**What this task involves:** Check every line of the entries for "biomass", and copy the lines that hold it.

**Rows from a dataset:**
——

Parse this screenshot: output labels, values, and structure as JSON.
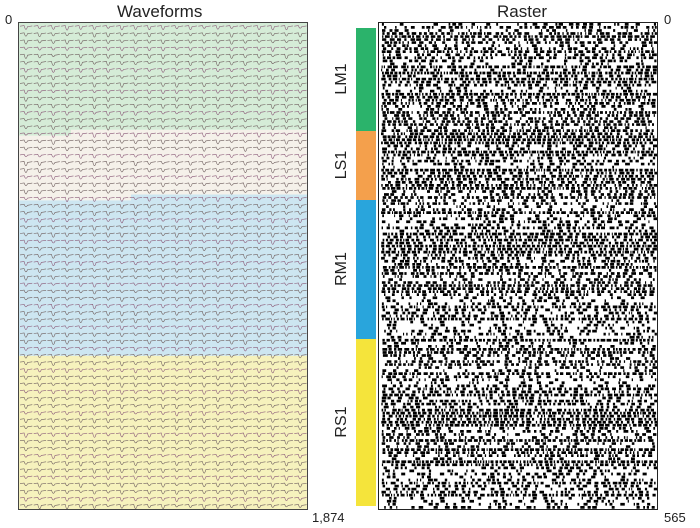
{
  "waveforms": {
    "title": "Waveforms",
    "y_start_label": "0",
    "y_end_label": "1,874"
  },
  "raster": {
    "title": "Raster",
    "y_start_label": "0",
    "y_end_label": "565"
  },
  "regions": [
    {
      "name": "LM1",
      "color": "#2bb36b",
      "wave_bg": "#d5ecd7",
      "share": 0.215
    },
    {
      "name": "LS1",
      "color": "#f4a04c",
      "wave_bg": "#f5f1ea",
      "share": 0.145
    },
    {
      "name": "RM1",
      "color": "#29a5dc",
      "wave_bg": "#cde6f1",
      "share": 0.29
    },
    {
      "name": "RS1",
      "color": "#f5e43b",
      "wave_bg": "#f6f2bd",
      "share": 0.35
    }
  ],
  "colors": {
    "wave_line": "#6f5f5f",
    "wave_line_alt": "#8a5a78",
    "raster_spike": "#000000"
  }
}
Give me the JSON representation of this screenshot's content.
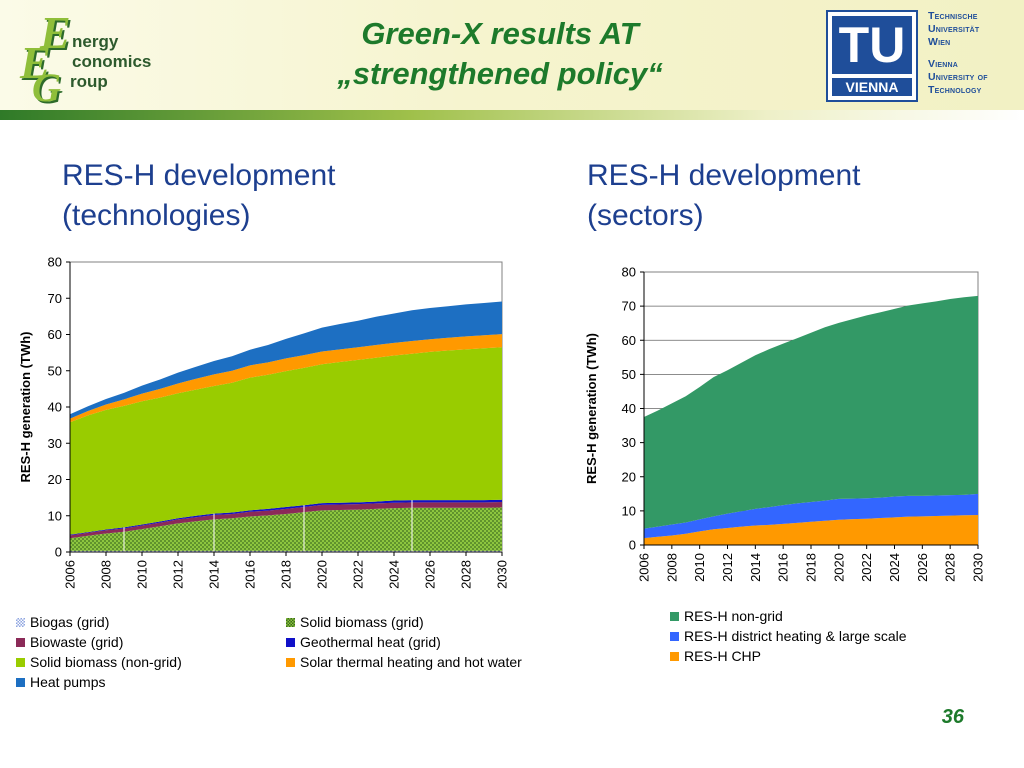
{
  "header": {
    "title_line1": "Green-X results AT",
    "title_line2": "„strengthened policy“",
    "eeg_logo": {
      "letters": [
        "E",
        "E",
        "G"
      ],
      "words": [
        "nergy",
        "conomics",
        "roup"
      ]
    },
    "tu_logo": {
      "mark": "TU",
      "city": "VIENNA"
    },
    "tu_name": [
      "Technische",
      "Universität",
      "Wien",
      "Vienna",
      "University of",
      "Technology"
    ]
  },
  "left": {
    "subtitle_line1": "RES-H development",
    "subtitle_line2": "(technologies)"
  },
  "right": {
    "subtitle_line1": "RES-H development",
    "subtitle_line2": "(sectors)"
  },
  "page_number": "36",
  "chart_data": [
    {
      "type": "area",
      "stacked": true,
      "title": "",
      "xlabel": "",
      "ylabel": "RES-H generation (TWh)",
      "ylim": [
        0,
        80
      ],
      "yticks": [
        0,
        10,
        20,
        30,
        40,
        50,
        60,
        70,
        80
      ],
      "x": [
        2006,
        2007,
        2008,
        2009,
        2010,
        2011,
        2012,
        2013,
        2014,
        2015,
        2016,
        2017,
        2018,
        2019,
        2020,
        2021,
        2022,
        2023,
        2024,
        2025,
        2026,
        2027,
        2028,
        2029,
        2030
      ],
      "xticks": [
        "2006",
        "2008",
        "2010",
        "2012",
        "2014",
        "2016",
        "2018",
        "2020",
        "2022",
        "2024",
        "2026",
        "2028",
        "2030"
      ],
      "grid": false,
      "legend_position": "bottom",
      "series": [
        {
          "name": "Biogas (grid)",
          "color": "#8fa6e0",
          "values": [
            0.3,
            0.3,
            0.3,
            0.3,
            0.3,
            0.3,
            0.3,
            0.3,
            0.3,
            0.3,
            0.3,
            0.3,
            0.3,
            0.3,
            0.3,
            0.3,
            0.3,
            0.3,
            0.3,
            0.3,
            0.3,
            0.3,
            0.3,
            0.3,
            0.3
          ]
        },
        {
          "name": "Solid biomass (grid)",
          "color": "#8dc63f",
          "values": [
            3.5,
            4.2,
            4.8,
            5.3,
            6.0,
            6.8,
            7.6,
            8.2,
            8.7,
            9.0,
            9.5,
            9.8,
            10.2,
            10.7,
            11.2,
            11.3,
            11.4,
            11.6,
            11.8,
            11.9,
            11.9,
            11.9,
            11.9,
            11.9,
            12.0
          ]
        },
        {
          "name": "Biowaste (grid)",
          "color": "#8b2a58",
          "values": [
            0.8,
            0.8,
            0.9,
            0.9,
            1.0,
            1.0,
            1.1,
            1.1,
            1.2,
            1.2,
            1.3,
            1.3,
            1.4,
            1.4,
            1.5,
            1.5,
            1.5,
            1.5,
            1.5,
            1.5,
            1.5,
            1.5,
            1.5,
            1.5,
            1.5
          ]
        },
        {
          "name": "Geothermal heat (grid)",
          "color": "#1010c8",
          "values": [
            0.2,
            0.2,
            0.2,
            0.3,
            0.3,
            0.3,
            0.3,
            0.4,
            0.4,
            0.4,
            0.4,
            0.5,
            0.5,
            0.5,
            0.5,
            0.5,
            0.5,
            0.5,
            0.6,
            0.6,
            0.6,
            0.6,
            0.6,
            0.6,
            0.6
          ]
        },
        {
          "name": "Solid biomass (non-grid)",
          "color": "#99cc00",
          "values": [
            31.0,
            32.2,
            33.0,
            33.5,
            34.0,
            34.2,
            34.5,
            34.8,
            35.2,
            35.8,
            36.6,
            37.0,
            37.5,
            37.9,
            38.3,
            38.8,
            39.3,
            39.7,
            40.0,
            40.4,
            40.9,
            41.3,
            41.6,
            41.9,
            42.1
          ]
        },
        {
          "name": "Solar thermal heating and hot water",
          "color": "#ff9900",
          "values": [
            1.0,
            1.2,
            1.5,
            1.8,
            2.1,
            2.4,
            2.7,
            3.0,
            3.2,
            3.3,
            3.4,
            3.4,
            3.5,
            3.5,
            3.5,
            3.5,
            3.5,
            3.5,
            3.5,
            3.5,
            3.5,
            3.5,
            3.6,
            3.6,
            3.6
          ]
        },
        {
          "name": "Heat pumps",
          "color": "#1d6fc2",
          "values": [
            1.2,
            1.3,
            1.5,
            1.8,
            2.2,
            2.6,
            3.0,
            3.3,
            3.7,
            4.0,
            4.3,
            4.8,
            5.4,
            6.0,
            6.6,
            7.0,
            7.3,
            7.8,
            8.1,
            8.5,
            8.6,
            8.7,
            8.8,
            8.9,
            9.0
          ]
        }
      ]
    },
    {
      "type": "area",
      "stacked": true,
      "title": "",
      "xlabel": "",
      "ylabel": "RES-H generation (TWh)",
      "ylim": [
        0,
        80
      ],
      "yticks": [
        0,
        10,
        20,
        30,
        40,
        50,
        60,
        70,
        80
      ],
      "x": [
        2006,
        2007,
        2008,
        2009,
        2010,
        2011,
        2012,
        2013,
        2014,
        2015,
        2016,
        2017,
        2018,
        2019,
        2020,
        2021,
        2022,
        2023,
        2024,
        2025,
        2026,
        2027,
        2028,
        2029,
        2030
      ],
      "xticks": [
        "2006",
        "2008",
        "2010",
        "2012",
        "2014",
        "2016",
        "2018",
        "2020",
        "2022",
        "2024",
        "2026",
        "2028",
        "2030"
      ],
      "grid": true,
      "legend_position": "bottom",
      "series": [
        {
          "name": "RES-H CHP",
          "color": "#ff9900",
          "values": [
            2.0,
            2.4,
            2.8,
            3.3,
            4.0,
            4.6,
            5.0,
            5.4,
            5.7,
            5.9,
            6.2,
            6.5,
            6.8,
            7.1,
            7.4,
            7.6,
            7.7,
            7.9,
            8.1,
            8.3,
            8.4,
            8.5,
            8.6,
            8.7,
            8.8
          ]
        },
        {
          "name": "RES-H district heating & large scale",
          "color": "#3366ff",
          "values": [
            2.8,
            3.0,
            3.2,
            3.3,
            3.5,
            3.8,
            4.2,
            4.5,
            4.9,
            5.2,
            5.5,
            5.7,
            5.8,
            5.9,
            6.1,
            6.0,
            6.0,
            6.0,
            6.1,
            6.1,
            6.0,
            6.0,
            6.0,
            6.0,
            6.2
          ]
        },
        {
          "name": "RES-H non-grid",
          "color": "#339966",
          "values": [
            32.7,
            34.0,
            35.5,
            37.0,
            38.8,
            40.8,
            42.0,
            43.5,
            45.0,
            46.3,
            47.3,
            48.4,
            49.6,
            50.8,
            51.6,
            52.6,
            53.6,
            54.3,
            55.0,
            55.8,
            56.4,
            56.9,
            57.5,
            57.9,
            58.0
          ]
        }
      ]
    }
  ]
}
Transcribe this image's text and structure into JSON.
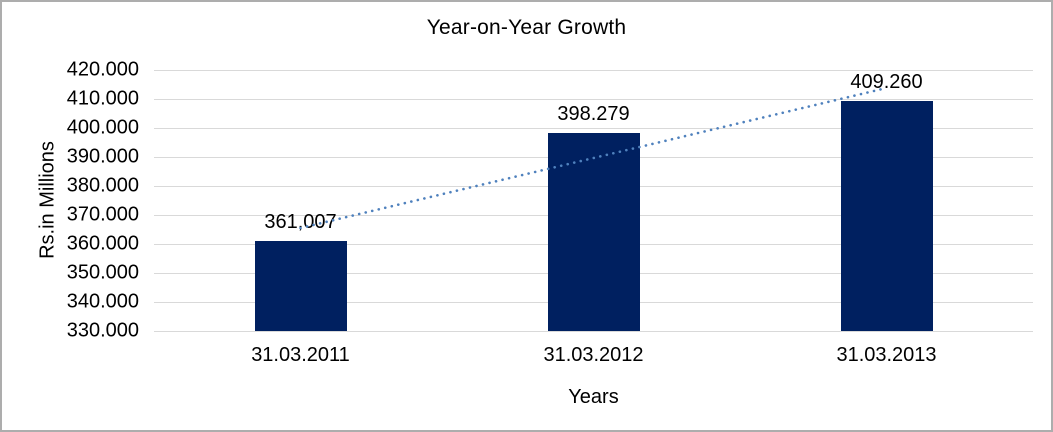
{
  "chart_data": {
    "type": "bar",
    "title": "Year-on-Year Growth",
    "xlabel": "Years",
    "ylabel": "Rs.in Millions",
    "categories": [
      "31.03.2011",
      "31.03.2012",
      "31.03.2013"
    ],
    "values": [
      361007,
      398279,
      409260
    ],
    "data_labels": [
      "361,007",
      "398.279",
      "409.260"
    ],
    "ylim": [
      330000,
      420000
    ],
    "ytick_step": 10000,
    "ytick_labels": [
      "420.000",
      "410.000",
      "400.000",
      "390.000",
      "380.000",
      "370.000",
      "360.000",
      "350.000",
      "340.000",
      "330.000"
    ],
    "grid": true,
    "legend": "none",
    "bar_color": "#002060",
    "gridline_color": "#d9d9d9",
    "trendline": {
      "type": "linear",
      "style": "dotted",
      "color": "#4f81bd",
      "start_value": 365500,
      "end_value": 413800
    }
  }
}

——

**Correct result:**
          "name": "Solid biomass (grid)",
          "name": "Solid biomass (non-grid)",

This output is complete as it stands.